Which lines below hold the word "Longwave"? Copy all of them.

--- Records for this exercise ---

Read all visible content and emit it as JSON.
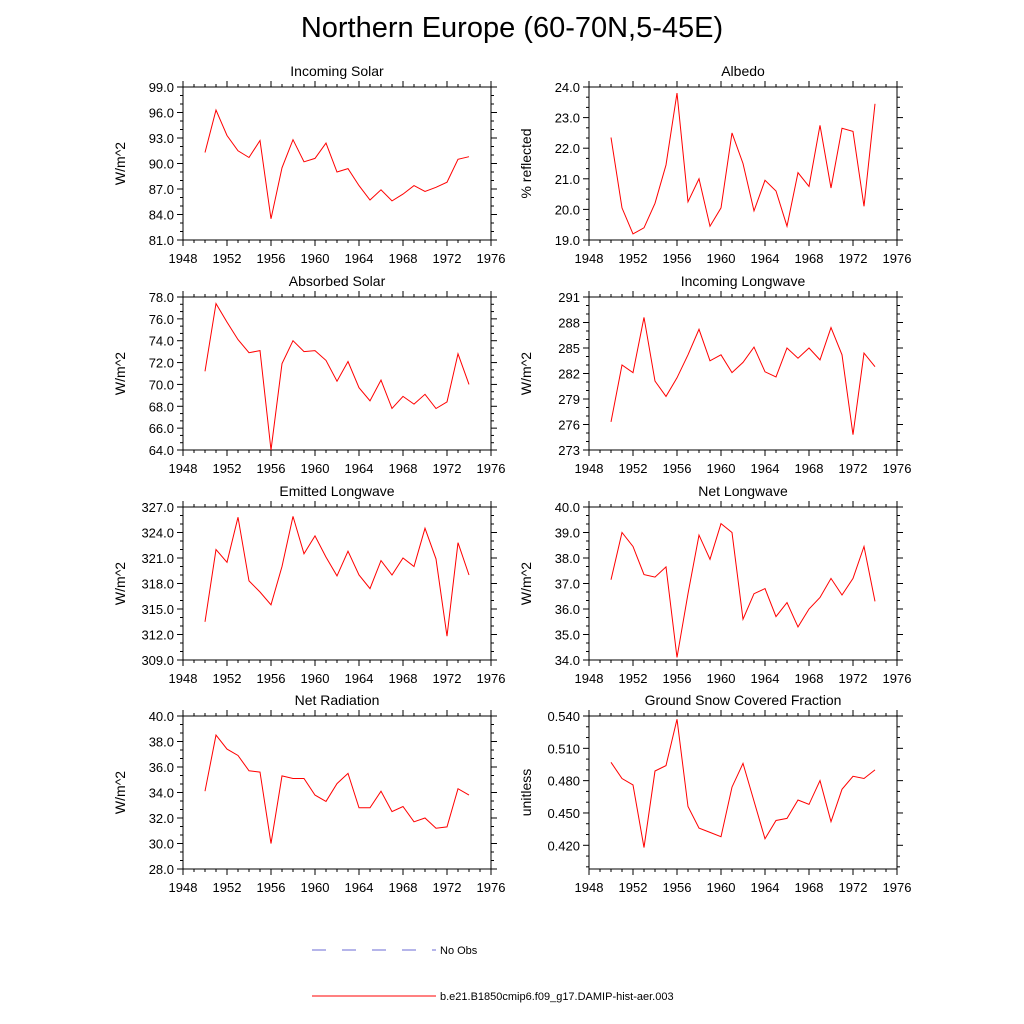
{
  "figure_title": "Northern Europe (60-70N,5-45E)",
  "legend": [
    {
      "label": "No Obs",
      "color": "#6b6bd6",
      "dash": true
    },
    {
      "label": "b.e21.B1850cmip6.f09_g17.DAMIP-hist-aer.003",
      "color": "#ff0000",
      "dash": false
    }
  ],
  "chart_data": [
    {
      "type": "line",
      "title": "Incoming Solar",
      "ylabel": "W/m^2",
      "xlim": [
        1948,
        1976
      ],
      "ylim": [
        81.0,
        99.0
      ],
      "x_ticks": [
        1948,
        1952,
        1956,
        1960,
        1964,
        1968,
        1972,
        1976
      ],
      "y_ticks": [
        "81.0",
        "84.0",
        "87.0",
        "90.0",
        "93.0",
        "96.0",
        "99.0"
      ],
      "x": [
        1950,
        1951,
        1952,
        1953,
        1954,
        1955,
        1956,
        1957,
        1958,
        1959,
        1960,
        1961,
        1962,
        1963,
        1964,
        1965,
        1966,
        1967,
        1968,
        1969,
        1970,
        1971,
        1972,
        1973,
        1974
      ],
      "series": [
        {
          "color": "#ff0000",
          "values": [
            91.3,
            96.3,
            93.3,
            91.5,
            90.7,
            92.7,
            83.5,
            89.5,
            92.8,
            90.2,
            90.6,
            92.4,
            89.0,
            89.4,
            87.4,
            85.7,
            86.9,
            85.6,
            86.4,
            87.4,
            86.7,
            87.2,
            87.8,
            90.5,
            90.8
          ]
        }
      ]
    },
    {
      "type": "line",
      "title": "Albedo",
      "ylabel": "% reflected",
      "xlim": [
        1948,
        1976
      ],
      "ylim": [
        19.0,
        24.0
      ],
      "x_ticks": [
        1948,
        1952,
        1956,
        1960,
        1964,
        1968,
        1972,
        1976
      ],
      "y_ticks": [
        "19.0",
        "20.0",
        "21.0",
        "22.0",
        "23.0",
        "24.0"
      ],
      "x": [
        1950,
        1951,
        1952,
        1953,
        1954,
        1955,
        1956,
        1957,
        1958,
        1959,
        1960,
        1961,
        1962,
        1963,
        1964,
        1965,
        1966,
        1967,
        1968,
        1969,
        1970,
        1971,
        1972,
        1973,
        1974
      ],
      "series": [
        {
          "color": "#ff0000",
          "values": [
            22.35,
            20.05,
            19.2,
            19.4,
            20.2,
            21.45,
            23.8,
            20.25,
            21.0,
            19.45,
            20.05,
            22.5,
            21.5,
            19.95,
            20.95,
            20.6,
            19.45,
            21.2,
            20.75,
            22.75,
            20.7,
            22.65,
            22.55,
            20.1,
            23.45
          ]
        }
      ]
    },
    {
      "type": "line",
      "title": "Absorbed Solar",
      "ylabel": "W/m^2",
      "xlim": [
        1948,
        1976
      ],
      "ylim": [
        64.0,
        78.0
      ],
      "x_ticks": [
        1948,
        1952,
        1956,
        1960,
        1964,
        1968,
        1972,
        1976
      ],
      "y_ticks": [
        "64.0",
        "66.0",
        "68.0",
        "70.0",
        "72.0",
        "74.0",
        "76.0",
        "78.0"
      ],
      "x": [
        1950,
        1951,
        1952,
        1953,
        1954,
        1955,
        1956,
        1957,
        1958,
        1959,
        1960,
        1961,
        1962,
        1963,
        1964,
        1965,
        1966,
        1967,
        1968,
        1969,
        1970,
        1971,
        1972,
        1973,
        1974
      ],
      "series": [
        {
          "color": "#ff0000",
          "values": [
            71.2,
            77.4,
            75.7,
            74.1,
            72.9,
            73.1,
            64.0,
            71.9,
            74.0,
            73.0,
            73.1,
            72.2,
            70.3,
            72.1,
            69.7,
            68.5,
            70.4,
            67.8,
            68.9,
            68.2,
            69.1,
            67.8,
            68.4,
            72.8,
            70.0
          ]
        }
      ]
    },
    {
      "type": "line",
      "title": "Incoming Longwave",
      "ylabel": "W/m^2",
      "xlim": [
        1948,
        1976
      ],
      "ylim": [
        273,
        291
      ],
      "x_ticks": [
        1948,
        1952,
        1956,
        1960,
        1964,
        1968,
        1972,
        1976
      ],
      "y_ticks": [
        "273",
        "276",
        "279",
        "282",
        "285",
        "288",
        "291"
      ],
      "x": [
        1950,
        1951,
        1952,
        1953,
        1954,
        1955,
        1956,
        1957,
        1958,
        1959,
        1960,
        1961,
        1962,
        1963,
        1964,
        1965,
        1966,
        1967,
        1968,
        1969,
        1970,
        1971,
        1972,
        1973,
        1974
      ],
      "series": [
        {
          "color": "#ff0000",
          "values": [
            276.3,
            283.0,
            282.1,
            288.6,
            281.1,
            279.3,
            281.5,
            284.2,
            287.2,
            283.5,
            284.2,
            282.1,
            283.3,
            285.1,
            282.2,
            281.6,
            285.0,
            283.8,
            285.0,
            283.6,
            287.4,
            284.2,
            274.8,
            284.4,
            282.8
          ]
        }
      ]
    },
    {
      "type": "line",
      "title": "Emitted Longwave",
      "ylabel": "W/m^2",
      "xlim": [
        1948,
        1976
      ],
      "ylim": [
        309.0,
        327.0
      ],
      "x_ticks": [
        1948,
        1952,
        1956,
        1960,
        1964,
        1968,
        1972,
        1976
      ],
      "y_ticks": [
        "309.0",
        "312.0",
        "315.0",
        "318.0",
        "321.0",
        "324.0",
        "327.0"
      ],
      "x": [
        1950,
        1951,
        1952,
        1953,
        1954,
        1955,
        1956,
        1957,
        1958,
        1959,
        1960,
        1961,
        1962,
        1963,
        1964,
        1965,
        1966,
        1967,
        1968,
        1969,
        1970,
        1971,
        1972,
        1973,
        1974
      ],
      "series": [
        {
          "color": "#ff0000",
          "values": [
            313.5,
            322.0,
            320.5,
            325.8,
            318.3,
            317.0,
            315.5,
            320.0,
            325.9,
            321.5,
            323.6,
            321.1,
            318.9,
            321.8,
            319.0,
            317.4,
            320.7,
            319.0,
            321.0,
            320.0,
            324.5,
            320.9,
            311.8,
            322.8,
            319.0
          ]
        }
      ]
    },
    {
      "type": "line",
      "title": "Net Longwave",
      "ylabel": "W/m^2",
      "xlim": [
        1948,
        1976
      ],
      "ylim": [
        34.0,
        40.0
      ],
      "x_ticks": [
        1948,
        1952,
        1956,
        1960,
        1964,
        1968,
        1972,
        1976
      ],
      "y_ticks": [
        "34.0",
        "35.0",
        "36.0",
        "37.0",
        "38.0",
        "39.0",
        "40.0"
      ],
      "x": [
        1950,
        1951,
        1952,
        1953,
        1954,
        1955,
        1956,
        1957,
        1958,
        1959,
        1960,
        1961,
        1962,
        1963,
        1964,
        1965,
        1966,
        1967,
        1968,
        1969,
        1970,
        1971,
        1972,
        1973,
        1974
      ],
      "series": [
        {
          "color": "#ff0000",
          "values": [
            37.15,
            39.0,
            38.45,
            37.35,
            37.25,
            37.65,
            34.1,
            36.6,
            38.9,
            37.95,
            39.35,
            39.0,
            35.6,
            36.6,
            36.8,
            35.7,
            36.25,
            35.3,
            36.0,
            36.45,
            37.2,
            36.55,
            37.2,
            38.45,
            36.3
          ]
        }
      ]
    },
    {
      "type": "line",
      "title": "Net Radiation",
      "ylabel": "W/m^2",
      "xlim": [
        1948,
        1976
      ],
      "ylim": [
        28.0,
        40.0
      ],
      "x_ticks": [
        1948,
        1952,
        1956,
        1960,
        1964,
        1968,
        1972,
        1976
      ],
      "y_ticks": [
        "28.0",
        "30.0",
        "32.0",
        "34.0",
        "36.0",
        "38.0",
        "40.0"
      ],
      "x": [
        1950,
        1951,
        1952,
        1953,
        1954,
        1955,
        1956,
        1957,
        1958,
        1959,
        1960,
        1961,
        1962,
        1963,
        1964,
        1965,
        1966,
        1967,
        1968,
        1969,
        1970,
        1971,
        1972,
        1973,
        1974
      ],
      "series": [
        {
          "color": "#ff0000",
          "values": [
            34.1,
            38.5,
            37.4,
            36.9,
            35.7,
            35.6,
            30.0,
            35.3,
            35.1,
            35.1,
            33.8,
            33.3,
            34.7,
            35.5,
            32.8,
            32.8,
            34.1,
            32.5,
            32.9,
            31.7,
            32.0,
            31.2,
            31.3,
            34.3,
            33.8
          ]
        }
      ]
    },
    {
      "type": "line",
      "title": "Ground Snow Covered Fraction",
      "ylabel": "unitless",
      "xlim": [
        1948,
        1976
      ],
      "ylim": [
        0.398,
        0.54
      ],
      "x_ticks": [
        1948,
        1952,
        1956,
        1960,
        1964,
        1968,
        1972,
        1976
      ],
      "y_ticks": [
        "0.420",
        "0.450",
        "0.480",
        "0.510",
        "0.540"
      ],
      "x": [
        1950,
        1951,
        1952,
        1953,
        1954,
        1955,
        1956,
        1957,
        1958,
        1959,
        1960,
        1961,
        1962,
        1963,
        1964,
        1965,
        1966,
        1967,
        1968,
        1969,
        1970,
        1971,
        1972,
        1973,
        1974
      ],
      "series": [
        {
          "color": "#ff0000",
          "values": [
            0.497,
            0.482,
            0.476,
            0.418,
            0.489,
            0.494,
            0.537,
            0.456,
            0.436,
            0.432,
            0.428,
            0.474,
            0.496,
            0.461,
            0.426,
            0.443,
            0.445,
            0.462,
            0.458,
            0.48,
            0.442,
            0.472,
            0.484,
            0.482,
            0.49
          ]
        }
      ]
    }
  ]
}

---

Right answer ▸
      "title": "Incoming Longwave",
      "title": "Emitted Longwave",
      "title": "Net Longwave",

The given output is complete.